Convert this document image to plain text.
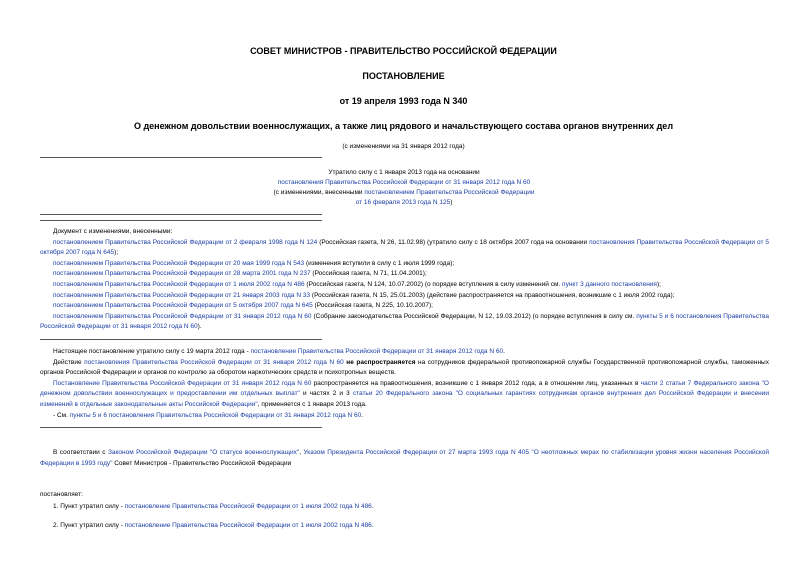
СОВЕТ МИНИСТРОВ - ПРАВИТЕЛЬСТВО РОССИЙСКОЙ ФЕДЕРАЦИИ
ПОСТАНОВЛЕНИЕ
от 19 апреля 1993 года N 340
О денежном довольствии военнослужащих, а также лиц рядового и начальствующего состава органов внутренних дел
(с изменениями на 31 января 2012 года)
Утратило силу с 1 января 2013 года на основании
постановления Правительства Российской Федерации от 31 января 2012 года N 60
(с изменениями, внесенными постановлением Правительства Российской Федерации
от 16 февраля 2013 года N 125)

Документ с изменениями, внесенными:

постановлением Правительства Российской Федерации от 2 февраля 1998 года N 124 (Российская газета, N 26, 11.02.98) (утратило силу с 18 октября 2007 года на основании постановления Правительства Российской Федерации от 5 октября 2007 года N 645);

постановлением Правительства Российской Федерации от 20 мая 1999 года N 543 (изменения вступили в силу с 1 июля 1999 года);

постановлением Правительства Российской Федерации от 28 марта 2001 года N 237 (Российская газета, N 71, 11.04.2001);

постановлением Правительства Российской Федерации от 1 июля 2002 года N 486 (Российская газета, N 124, 10.07.2002) (о порядке вступления в силу изменений см. пункт 3 данного постановления);

постановлением Правительства Российской Федерации от 21 января 2003 года N 33 (Российская газета, N 15, 25.01.2003) (действие распространяется на правоотношения, возникшие с 1 июля 2002 года);

постановлением Правительства Российской Федерации от 5 октября 2007 года N 645 (Российская газета, N 225, 10.10.2007);

постановлением Правительства Российской Федерации от 31 января 2012 года N 60 (Собрание законодательства Российской Федерации, N 12, 19.03.2012) (о порядке вступления в силу см. пункты 5 и 6 постановления Правительства Российской Федерации от 31 января 2012 года N 60).

Настоящее постановление утратило силу с 19 марта 2012 года - постановление Правительства Российской Федерации от 31 января 2012 года N 60.

Действие постановления Правительства Российской Федерации от 31 января 2012 года N 60 не распространяется на сотрудников федеральной противопожарной службы Государственной противопожарной службы, таможенных органов Российской Федерации и органов по контролю за оборотом наркотических средств и психотропных веществ.

Постановление Правительства Российской Федерации от 31 января 2012 года N 60 распространяется на правоотношения, возникшие с 1 января 2012 года, а в отношении лиц, указанных в части 2 статьи 7 Федерального закона "О денежном довольствии военнослужащих и предоставлении им отдельных выплат" и частях 2 и 3 статьи 20 Федерального закона "О социальных гарантиях сотрудникам органов внутренних дел Российской Федерации и внесении изменений в отдельные законодательные акты Российской Федерации", применяется с 1 января 2013 года.

- См. пункты 5 и 6 постановления Правительства Российской Федерации от 31 января 2012 года N 60.

В соответствии с Законом Российской Федерации "О статусе военнослужащих", Указом Президента Российской Федерации от 27 марта 1993 года N 405 "О неотложных мерах по стабилизации уровня жизни населения Российской Федерации в 1993 году" Совет Министров - Правительство Российской Федерации

постановляет:
1. Пункт утратил силу - постановление Правительства Российской Федерации от 1 июля 2002 года N 486.
2. Пункт утратил силу - постановление Правительства Российской Федерации от 1 июля 2002 года N 486.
○ ○ ○ ○ ○ ○ ○
## Requirement
Every line that holds the word "денежном" should be extracted.

## Response
О денежном довольствии военнослужащих, а также лиц рядового и начальствующего состава органов внутренних дел
Постановление Правительства Российской Федерации от 31 января 2012 года N 60 распространяется на правоотношения, возникшие с 1 января 2012 года, а в отношении лиц, указанных в части 2 статьи 7 Федерального закона "О денежном довольствии военнослужащих и предоставлении им отдельных выплат" и частях 2 и 3 статьи 20 Федерального закона "О социальных гарантиях сотрудникам органов внутренних дел Российской Федерации и внесении изменений в отдельные законодательные акты Российской Федерации", применяется с 1 января 2013 года.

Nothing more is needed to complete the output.